Work required: Will you give every entry again exactly as it stands?

Data for this task:
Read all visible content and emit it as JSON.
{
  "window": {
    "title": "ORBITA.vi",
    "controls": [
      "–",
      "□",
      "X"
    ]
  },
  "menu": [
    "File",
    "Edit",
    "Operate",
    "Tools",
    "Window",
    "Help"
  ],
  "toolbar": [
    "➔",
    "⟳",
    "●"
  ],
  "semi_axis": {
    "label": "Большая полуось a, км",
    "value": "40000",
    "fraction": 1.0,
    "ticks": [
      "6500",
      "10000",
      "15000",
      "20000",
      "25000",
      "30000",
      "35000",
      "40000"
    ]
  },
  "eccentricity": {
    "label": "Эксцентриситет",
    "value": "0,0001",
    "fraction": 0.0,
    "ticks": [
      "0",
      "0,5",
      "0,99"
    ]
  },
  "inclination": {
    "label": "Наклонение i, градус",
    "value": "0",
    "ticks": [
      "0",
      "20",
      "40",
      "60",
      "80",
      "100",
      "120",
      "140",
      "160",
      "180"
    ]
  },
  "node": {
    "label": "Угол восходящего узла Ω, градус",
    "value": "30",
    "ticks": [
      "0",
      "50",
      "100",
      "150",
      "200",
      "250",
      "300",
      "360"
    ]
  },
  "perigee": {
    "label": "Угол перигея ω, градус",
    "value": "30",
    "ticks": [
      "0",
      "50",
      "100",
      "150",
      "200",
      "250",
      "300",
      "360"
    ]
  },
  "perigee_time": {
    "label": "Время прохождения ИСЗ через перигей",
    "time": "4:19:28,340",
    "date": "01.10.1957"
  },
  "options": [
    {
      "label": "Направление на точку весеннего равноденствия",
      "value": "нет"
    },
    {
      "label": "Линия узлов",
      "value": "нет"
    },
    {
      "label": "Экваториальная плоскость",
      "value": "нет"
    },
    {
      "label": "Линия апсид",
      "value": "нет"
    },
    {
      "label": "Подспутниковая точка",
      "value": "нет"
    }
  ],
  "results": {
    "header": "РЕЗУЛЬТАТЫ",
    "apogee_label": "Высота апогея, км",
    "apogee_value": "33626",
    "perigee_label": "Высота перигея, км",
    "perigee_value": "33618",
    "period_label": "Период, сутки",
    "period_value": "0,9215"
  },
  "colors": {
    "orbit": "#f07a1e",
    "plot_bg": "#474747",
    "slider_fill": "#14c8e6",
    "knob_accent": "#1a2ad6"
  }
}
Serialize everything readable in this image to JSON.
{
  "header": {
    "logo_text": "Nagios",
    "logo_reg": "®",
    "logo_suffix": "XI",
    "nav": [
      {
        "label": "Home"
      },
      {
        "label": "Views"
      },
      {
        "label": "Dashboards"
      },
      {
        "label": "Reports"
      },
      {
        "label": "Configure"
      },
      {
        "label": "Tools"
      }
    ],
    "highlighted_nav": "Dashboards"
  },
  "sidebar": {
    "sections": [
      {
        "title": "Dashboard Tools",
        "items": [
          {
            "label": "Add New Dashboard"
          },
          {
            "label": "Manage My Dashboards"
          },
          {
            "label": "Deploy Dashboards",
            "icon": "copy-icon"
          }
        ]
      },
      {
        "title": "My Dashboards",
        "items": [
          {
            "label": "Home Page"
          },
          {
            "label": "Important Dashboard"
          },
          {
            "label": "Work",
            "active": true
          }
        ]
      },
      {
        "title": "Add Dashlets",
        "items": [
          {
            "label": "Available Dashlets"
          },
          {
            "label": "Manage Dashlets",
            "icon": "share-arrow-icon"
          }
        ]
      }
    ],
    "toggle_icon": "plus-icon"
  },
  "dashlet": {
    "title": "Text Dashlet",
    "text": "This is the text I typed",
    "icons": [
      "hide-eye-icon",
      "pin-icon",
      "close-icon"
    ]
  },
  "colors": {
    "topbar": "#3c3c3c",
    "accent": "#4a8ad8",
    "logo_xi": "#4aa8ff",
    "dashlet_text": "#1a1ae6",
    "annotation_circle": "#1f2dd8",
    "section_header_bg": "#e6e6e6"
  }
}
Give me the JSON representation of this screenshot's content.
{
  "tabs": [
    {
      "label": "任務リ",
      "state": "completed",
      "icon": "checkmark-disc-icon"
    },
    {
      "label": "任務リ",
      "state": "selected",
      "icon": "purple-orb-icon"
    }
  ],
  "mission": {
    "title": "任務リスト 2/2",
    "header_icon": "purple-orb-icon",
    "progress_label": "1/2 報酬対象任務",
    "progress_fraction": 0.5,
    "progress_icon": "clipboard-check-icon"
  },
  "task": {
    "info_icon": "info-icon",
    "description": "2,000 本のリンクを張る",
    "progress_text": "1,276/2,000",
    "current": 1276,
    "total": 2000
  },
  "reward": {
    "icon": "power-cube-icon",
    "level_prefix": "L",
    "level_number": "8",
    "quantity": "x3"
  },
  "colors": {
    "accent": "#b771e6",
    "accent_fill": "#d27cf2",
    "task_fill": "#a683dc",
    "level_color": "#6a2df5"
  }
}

Output:
Read all visible content and emit it as JSON.
{
  "window": {
    "title": "ORBITA.vi",
    "controls": [
      "–",
      "□",
      "X"
    ]
  },
  "menu": [
    "File",
    "Edit",
    "Operate",
    "Tools",
    "Window",
    "Help"
  ],
  "toolbar": [
    "➔",
    "⟳",
    "●"
  ],
  "semi_axis": {
    "label": "Большая полуось a, км",
    "value": "40000",
    "fraction": 1.0,
    "ticks": [
      "6500",
      "10000",
      "15000",
      "20000",
      "25000",
      "30000",
      "35000",
      "40000"
    ]
  },
  "eccentricity": {
    "label": "Эксцентриситет",
    "value": "0,0001",
    "fraction": 0.0,
    "ticks": [
      "0",
      "0,5",
      "0,99"
    ]
  },
  "inclination": {
    "label": "Наклонение i, градус",
    "value": "0",
    "ticks": [
      "0",
      "20",
      "40",
      "60",
      "80",
      "100",
      "120",
      "140",
      "160",
      "180"
    ]
  },
  "node": {
    "label": "Угол восходящего узла Ω, градус",
    "value": "30",
    "ticks": [
      "0",
      "50",
      "100",
      "150",
      "200",
      "250",
      "300",
      "360"
    ]
  },
  "perigee": {
    "label": "Угол перигея ω, градус",
    "value": "30",
    "ticks": [
      "0",
      "50",
      "100",
      "150",
      "200",
      "250",
      "300",
      "360"
    ]
  },
  "perigee_time": {
    "label": "Время прохождения ИСЗ через перигей",
    "time": "4:19:28,340",
    "date": "01.10.1957"
  },
  "options": [
    {
      "label": "Направление на точку весеннего равноденствия",
      "value": "нет"
    },
    {
      "label": "Линия узлов",
      "value": "нет"
    },
    {
      "label": "Экваториальная плоскость",
      "value": "нет"
    },
    {
      "label": "Линия апсид",
      "value": "нет"
    },
    {
      "label": "Подспутниковая точка",
      "value": "нет"
    }
  ],
  "results": {
    "header": "РЕЗУЛЬТАТЫ",
    "apogee_label": "Высота апогея, км",
    "apogee_value": "33626",
    "perigee_label": "Высота перигея, км",
    "perigee_value": "33618",
    "period_label": "Период, сутки",
    "period_value": "0,9215"
  },
  "colors": {
    "orbit": "#f07a1e",
    "plot_bg": "#474747",
    "slider_fill": "#14c8e6",
    "knob_accent": "#1a2ad6"
  }
}
Serialize everything readable in this image to JSON.
{
  "header": {
    "logo_text": "Nagios",
    "logo_reg": "®",
    "logo_suffix": "XI",
    "nav": [
      {
        "label": "Home"
      },
      {
        "label": "Views"
      },
      {
        "label": "Dashboards"
      },
      {
        "label": "Reports"
      },
      {
        "label": "Configure"
      },
      {
        "label": "Tools"
      }
    ],
    "highlighted_nav": "Dashboards"
  },
  "sidebar": {
    "sections": [
      {
        "title": "Dashboard Tools",
        "items": [
          {
            "label": "Add New Dashboard"
          },
          {
            "label": "Manage My Dashboards"
          },
          {
            "label": "Deploy Dashboards",
            "icon": "copy-icon"
          }
        ]
      },
      {
        "title": "My Dashboards",
        "items": [
          {
            "label": "Home Page"
          },
          {
            "label": "Important Dashboard"
          },
          {
            "label": "Work",
            "active": true
          }
        ]
      },
      {
        "title": "Add Dashlets",
        "items": [
          {
            "label": "Available Dashlets"
          },
          {
            "label": "Manage Dashlets",
            "icon": "share-arrow-icon"
          }
        ]
      }
    ],
    "toggle_icon": "plus-icon"
  },
  "dashlet": {
    "title": "Text Dashlet",
    "text": "This is the text I typed",
    "icons": [
      "hide-eye-icon",
      "pin-icon",
      "close-icon"
    ]
  },
  "colors": {
    "topbar": "#3c3c3c",
    "accent": "#4a8ad8",
    "logo_xi": "#4aa8ff",
    "dashlet_text": "#1a1ae6",
    "annotation_circle": "#1f2dd8",
    "section_header_bg": "#e6e6e6"
  }
}
Give me the JSON representation of this screenshot's content.
{
  "tabs": [
    {
      "label": "任務リ",
      "state": "completed",
      "icon": "checkmark-disc-icon"
    },
    {
      "label": "任務リ",
      "state": "selected",
      "icon": "purple-orb-icon"
    }
  ],
  "mission": {
    "title": "任務リスト 2/2",
    "header_icon": "purple-orb-icon",
    "progress_label": "1/2 報酬対象任務",
    "progress_fraction": 0.5,
    "progress_icon": "clipboard-check-icon"
  },
  "task": {
    "info_icon": "info-icon",
    "description": "2,000 本のリンクを張る",
    "progress_text": "1,276/2,000",
    "current": 1276,
    "total": 2000
  },
  "reward": {
    "icon": "power-cube-icon",
    "level_prefix": "L",
    "level_number": "8",
    "quantity": "x3"
  },
  "colors": {
    "accent": "#b771e6",
    "accent_fill": "#d27cf2",
    "task_fill": "#a683dc",
    "level_color": "#6a2df5"
  }
}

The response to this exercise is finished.